Copy the data below, changing "Parturition" to "Calving" and keeping everything else the same.

----

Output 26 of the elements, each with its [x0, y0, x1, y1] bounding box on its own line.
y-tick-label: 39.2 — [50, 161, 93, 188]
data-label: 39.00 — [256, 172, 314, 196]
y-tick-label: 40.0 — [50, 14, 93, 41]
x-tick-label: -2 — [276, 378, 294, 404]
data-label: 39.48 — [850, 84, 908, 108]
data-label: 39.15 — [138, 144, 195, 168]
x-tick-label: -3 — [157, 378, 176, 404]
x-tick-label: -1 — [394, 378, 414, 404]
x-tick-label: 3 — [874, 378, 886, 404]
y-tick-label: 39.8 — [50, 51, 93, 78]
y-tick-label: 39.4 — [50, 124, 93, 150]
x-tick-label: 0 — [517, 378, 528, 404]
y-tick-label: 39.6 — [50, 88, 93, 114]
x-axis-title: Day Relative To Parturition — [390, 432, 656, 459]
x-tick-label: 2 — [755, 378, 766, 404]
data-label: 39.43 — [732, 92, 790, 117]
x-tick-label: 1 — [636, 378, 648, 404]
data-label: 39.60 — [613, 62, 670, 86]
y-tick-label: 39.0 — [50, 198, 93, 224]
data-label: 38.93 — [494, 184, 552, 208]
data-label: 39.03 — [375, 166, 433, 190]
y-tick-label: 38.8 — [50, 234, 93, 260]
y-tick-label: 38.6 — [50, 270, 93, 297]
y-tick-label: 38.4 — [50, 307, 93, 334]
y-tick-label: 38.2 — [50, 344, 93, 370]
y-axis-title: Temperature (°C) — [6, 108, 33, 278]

----

• [Written solution]:
Output 26 of the elements, each with its [x0, y0, x1, y1] bounding box on its own line.
y-tick-label: 39.2 — [50, 161, 93, 188]
data-label: 39.00 — [256, 172, 314, 196]
y-tick-label: 40.0 — [50, 14, 93, 41]
x-tick-label: -2 — [276, 378, 294, 404]
data-label: 39.48 — [850, 84, 908, 108]
data-label: 39.15 — [138, 144, 195, 168]
x-tick-label: -3 — [157, 378, 176, 404]
x-tick-label: -1 — [394, 378, 414, 404]
x-tick-label: 3 — [874, 378, 886, 404]
y-tick-label: 39.8 — [50, 51, 93, 78]
y-tick-label: 39.4 — [50, 124, 93, 150]
x-tick-label: 0 — [517, 378, 528, 404]
y-tick-label: 39.6 — [50, 88, 93, 114]
x-axis-title: Day Relative To Calving — [390, 432, 656, 459]
x-tick-label: 2 — [755, 378, 766, 404]
data-label: 39.43 — [732, 92, 790, 117]
x-tick-label: 1 — [636, 378, 648, 404]
data-label: 39.60 — [613, 62, 670, 86]
y-tick-label: 39.0 — [50, 198, 93, 224]
data-label: 38.93 — [494, 184, 552, 208]
data-label: 39.03 — [375, 166, 433, 190]
y-tick-label: 38.8 — [50, 234, 93, 260]
y-tick-label: 38.6 — [50, 270, 93, 297]
y-tick-label: 38.4 — [50, 307, 93, 334]
y-tick-label: 38.2 — [50, 344, 93, 370]
y-axis-title: Temperature (°C) — [6, 108, 33, 278]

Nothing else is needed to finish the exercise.